Without the pictures, write out all the lines below exactly as they appear.

%%

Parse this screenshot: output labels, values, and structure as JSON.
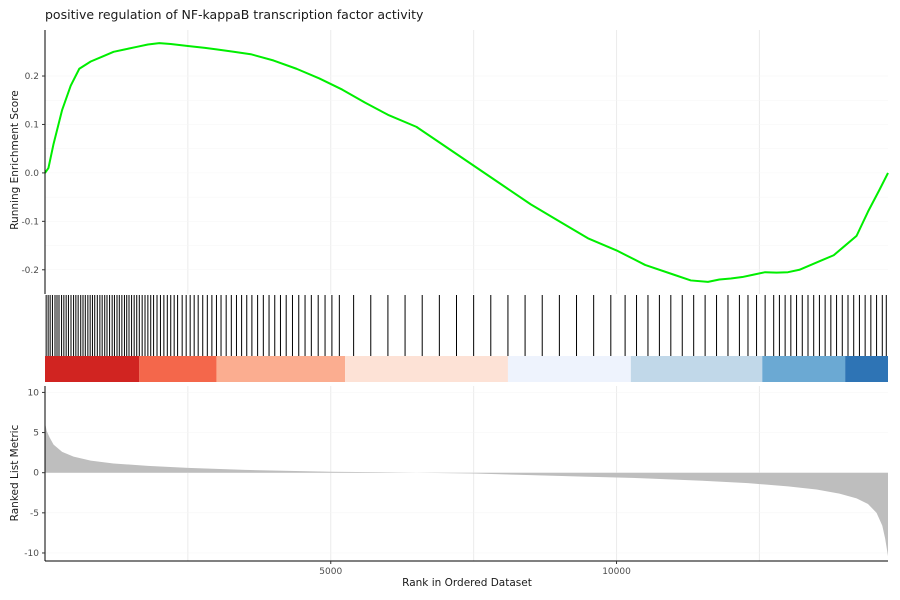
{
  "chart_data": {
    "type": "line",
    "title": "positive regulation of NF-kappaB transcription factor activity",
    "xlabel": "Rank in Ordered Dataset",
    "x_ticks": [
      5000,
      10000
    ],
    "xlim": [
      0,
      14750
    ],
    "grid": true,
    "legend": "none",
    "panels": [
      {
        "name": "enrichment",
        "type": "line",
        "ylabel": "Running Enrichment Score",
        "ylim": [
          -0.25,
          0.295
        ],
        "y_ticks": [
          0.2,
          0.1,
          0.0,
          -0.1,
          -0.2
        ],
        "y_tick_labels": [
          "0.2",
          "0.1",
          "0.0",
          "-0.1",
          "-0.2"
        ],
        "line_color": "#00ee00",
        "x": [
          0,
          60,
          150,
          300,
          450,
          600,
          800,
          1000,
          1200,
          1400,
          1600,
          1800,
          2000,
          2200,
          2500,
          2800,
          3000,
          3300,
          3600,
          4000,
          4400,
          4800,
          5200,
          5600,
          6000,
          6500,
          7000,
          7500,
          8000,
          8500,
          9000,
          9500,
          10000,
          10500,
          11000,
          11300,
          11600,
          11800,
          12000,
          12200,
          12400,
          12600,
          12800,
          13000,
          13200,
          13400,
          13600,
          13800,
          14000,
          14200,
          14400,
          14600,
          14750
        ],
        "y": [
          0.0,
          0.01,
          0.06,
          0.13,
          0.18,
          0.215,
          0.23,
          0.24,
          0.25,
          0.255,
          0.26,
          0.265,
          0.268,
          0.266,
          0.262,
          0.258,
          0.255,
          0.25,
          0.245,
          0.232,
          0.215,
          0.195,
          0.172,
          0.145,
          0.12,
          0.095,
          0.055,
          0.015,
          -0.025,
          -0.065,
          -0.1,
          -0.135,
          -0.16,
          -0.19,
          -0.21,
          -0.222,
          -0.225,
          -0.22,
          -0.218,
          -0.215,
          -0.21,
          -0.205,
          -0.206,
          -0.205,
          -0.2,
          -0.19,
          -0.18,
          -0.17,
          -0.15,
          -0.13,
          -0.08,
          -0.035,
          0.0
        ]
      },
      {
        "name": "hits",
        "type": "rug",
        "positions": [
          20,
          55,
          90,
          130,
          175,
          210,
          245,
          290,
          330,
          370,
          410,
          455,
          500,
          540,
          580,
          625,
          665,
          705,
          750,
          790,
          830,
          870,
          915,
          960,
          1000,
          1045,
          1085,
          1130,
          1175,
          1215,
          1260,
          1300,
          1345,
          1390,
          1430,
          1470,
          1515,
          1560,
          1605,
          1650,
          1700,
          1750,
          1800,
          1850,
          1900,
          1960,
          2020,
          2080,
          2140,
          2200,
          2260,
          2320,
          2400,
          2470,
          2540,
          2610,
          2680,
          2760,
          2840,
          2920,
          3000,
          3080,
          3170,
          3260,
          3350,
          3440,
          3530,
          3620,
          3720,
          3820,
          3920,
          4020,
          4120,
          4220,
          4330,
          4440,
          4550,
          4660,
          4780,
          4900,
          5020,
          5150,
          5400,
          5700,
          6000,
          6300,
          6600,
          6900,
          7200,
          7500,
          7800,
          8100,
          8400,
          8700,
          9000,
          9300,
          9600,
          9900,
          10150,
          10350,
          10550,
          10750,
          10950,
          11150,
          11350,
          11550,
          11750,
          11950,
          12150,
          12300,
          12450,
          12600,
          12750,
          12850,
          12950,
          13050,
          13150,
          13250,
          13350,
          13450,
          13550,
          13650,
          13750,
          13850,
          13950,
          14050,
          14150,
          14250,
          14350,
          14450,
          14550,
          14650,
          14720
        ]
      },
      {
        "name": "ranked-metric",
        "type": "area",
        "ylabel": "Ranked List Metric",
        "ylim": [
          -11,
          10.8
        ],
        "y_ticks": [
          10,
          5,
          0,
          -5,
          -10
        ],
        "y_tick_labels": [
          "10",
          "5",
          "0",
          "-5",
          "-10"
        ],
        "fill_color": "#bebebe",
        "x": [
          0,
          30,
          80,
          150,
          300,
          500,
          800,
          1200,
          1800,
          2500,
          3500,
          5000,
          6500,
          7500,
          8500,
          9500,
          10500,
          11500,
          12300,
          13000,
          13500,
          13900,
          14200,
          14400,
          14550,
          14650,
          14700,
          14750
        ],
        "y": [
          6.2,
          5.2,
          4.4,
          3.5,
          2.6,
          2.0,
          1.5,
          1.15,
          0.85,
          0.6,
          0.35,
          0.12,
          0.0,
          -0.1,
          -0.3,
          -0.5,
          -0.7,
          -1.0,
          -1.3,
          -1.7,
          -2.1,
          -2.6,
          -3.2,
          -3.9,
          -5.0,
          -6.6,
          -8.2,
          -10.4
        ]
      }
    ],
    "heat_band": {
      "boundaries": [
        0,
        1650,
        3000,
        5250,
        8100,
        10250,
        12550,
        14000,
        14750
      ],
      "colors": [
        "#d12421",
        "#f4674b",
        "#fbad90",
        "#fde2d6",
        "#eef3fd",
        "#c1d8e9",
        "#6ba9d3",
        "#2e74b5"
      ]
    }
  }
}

%%

Written answer:
Parse this screenshot: output labels, values, and structure as JSON.
{
  "chart_data": {
    "type": "line",
    "title": "positive regulation of NF-kappaB transcription factor activity",
    "xlabel": "Rank in Ordered Dataset",
    "x_ticks": [
      5000,
      10000
    ],
    "xlim": [
      0,
      14750
    ],
    "grid": true,
    "legend": "none",
    "panels": [
      {
        "name": "enrichment",
        "type": "line",
        "ylabel": "Running Enrichment Score",
        "ylim": [
          -0.25,
          0.295
        ],
        "y_ticks": [
          0.2,
          0.1,
          0.0,
          -0.1,
          -0.2
        ],
        "y_tick_labels": [
          "0.2",
          "0.1",
          "0.0",
          "-0.1",
          "-0.2"
        ],
        "line_color": "#00ee00",
        "x": [
          0,
          60,
          150,
          300,
          450,
          600,
          800,
          1000,
          1200,
          1400,
          1600,
          1800,
          2000,
          2200,
          2500,
          2800,
          3000,
          3300,
          3600,
          4000,
          4400,
          4800,
          5200,
          5600,
          6000,
          6500,
          7000,
          7500,
          8000,
          8500,
          9000,
          9500,
          10000,
          10500,
          11000,
          11300,
          11600,
          11800,
          12000,
          12200,
          12400,
          12600,
          12800,
          13000,
          13200,
          13400,
          13600,
          13800,
          14000,
          14200,
          14400,
          14600,
          14750
        ],
        "y": [
          0.0,
          0.01,
          0.06,
          0.13,
          0.18,
          0.215,
          0.23,
          0.24,
          0.25,
          0.255,
          0.26,
          0.265,
          0.268,
          0.266,
          0.262,
          0.258,
          0.255,
          0.25,
          0.245,
          0.232,
          0.215,
          0.195,
          0.172,
          0.145,
          0.12,
          0.095,
          0.055,
          0.015,
          -0.025,
          -0.065,
          -0.1,
          -0.135,
          -0.16,
          -0.19,
          -0.21,
          -0.222,
          -0.225,
          -0.22,
          -0.218,
          -0.215,
          -0.21,
          -0.205,
          -0.206,
          -0.205,
          -0.2,
          -0.19,
          -0.18,
          -0.17,
          -0.15,
          -0.13,
          -0.08,
          -0.035,
          0.0
        ]
      },
      {
        "name": "hits",
        "type": "rug",
        "positions": [
          20,
          55,
          90,
          130,
          175,
          210,
          245,
          290,
          330,
          370,
          410,
          455,
          500,
          540,
          580,
          625,
          665,
          705,
          750,
          790,
          830,
          870,
          915,
          960,
          1000,
          1045,
          1085,
          1130,
          1175,
          1215,
          1260,
          1300,
          1345,
          1390,
          1430,
          1470,
          1515,
          1560,
          1605,
          1650,
          1700,
          1750,
          1800,
          1850,
          1900,
          1960,
          2020,
          2080,
          2140,
          2200,
          2260,
          2320,
          2400,
          2470,
          2540,
          2610,
          2680,
          2760,
          2840,
          2920,
          3000,
          3080,
          3170,
          3260,
          3350,
          3440,
          3530,
          3620,
          3720,
          3820,
          3920,
          4020,
          4120,
          4220,
          4330,
          4440,
          4550,
          4660,
          4780,
          4900,
          5020,
          5150,
          5400,
          5700,
          6000,
          6300,
          6600,
          6900,
          7200,
          7500,
          7800,
          8100,
          8400,
          8700,
          9000,
          9300,
          9600,
          9900,
          10150,
          10350,
          10550,
          10750,
          10950,
          11150,
          11350,
          11550,
          11750,
          11950,
          12150,
          12300,
          12450,
          12600,
          12750,
          12850,
          12950,
          13050,
          13150,
          13250,
          13350,
          13450,
          13550,
          13650,
          13750,
          13850,
          13950,
          14050,
          14150,
          14250,
          14350,
          14450,
          14550,
          14650,
          14720
        ]
      },
      {
        "name": "ranked-metric",
        "type": "area",
        "ylabel": "Ranked List Metric",
        "ylim": [
          -11,
          10.8
        ],
        "y_ticks": [
          10,
          5,
          0,
          -5,
          -10
        ],
        "y_tick_labels": [
          "10",
          "5",
          "0",
          "-5",
          "-10"
        ],
        "fill_color": "#bebebe",
        "x": [
          0,
          30,
          80,
          150,
          300,
          500,
          800,
          1200,
          1800,
          2500,
          3500,
          5000,
          6500,
          7500,
          8500,
          9500,
          10500,
          11500,
          12300,
          13000,
          13500,
          13900,
          14200,
          14400,
          14550,
          14650,
          14700,
          14750
        ],
        "y": [
          6.2,
          5.2,
          4.4,
          3.5,
          2.6,
          2.0,
          1.5,
          1.15,
          0.85,
          0.6,
          0.35,
          0.12,
          0.0,
          -0.1,
          -0.3,
          -0.5,
          -0.7,
          -1.0,
          -1.3,
          -1.7,
          -2.1,
          -2.6,
          -3.2,
          -3.9,
          -5.0,
          -6.6,
          -8.2,
          -10.4
        ]
      }
    ],
    "heat_band": {
      "boundaries": [
        0,
        1650,
        3000,
        5250,
        8100,
        10250,
        12550,
        14000,
        14750
      ],
      "colors": [
        "#d12421",
        "#f4674b",
        "#fbad90",
        "#fde2d6",
        "#eef3fd",
        "#c1d8e9",
        "#6ba9d3",
        "#2e74b5"
      ]
    }
  }
}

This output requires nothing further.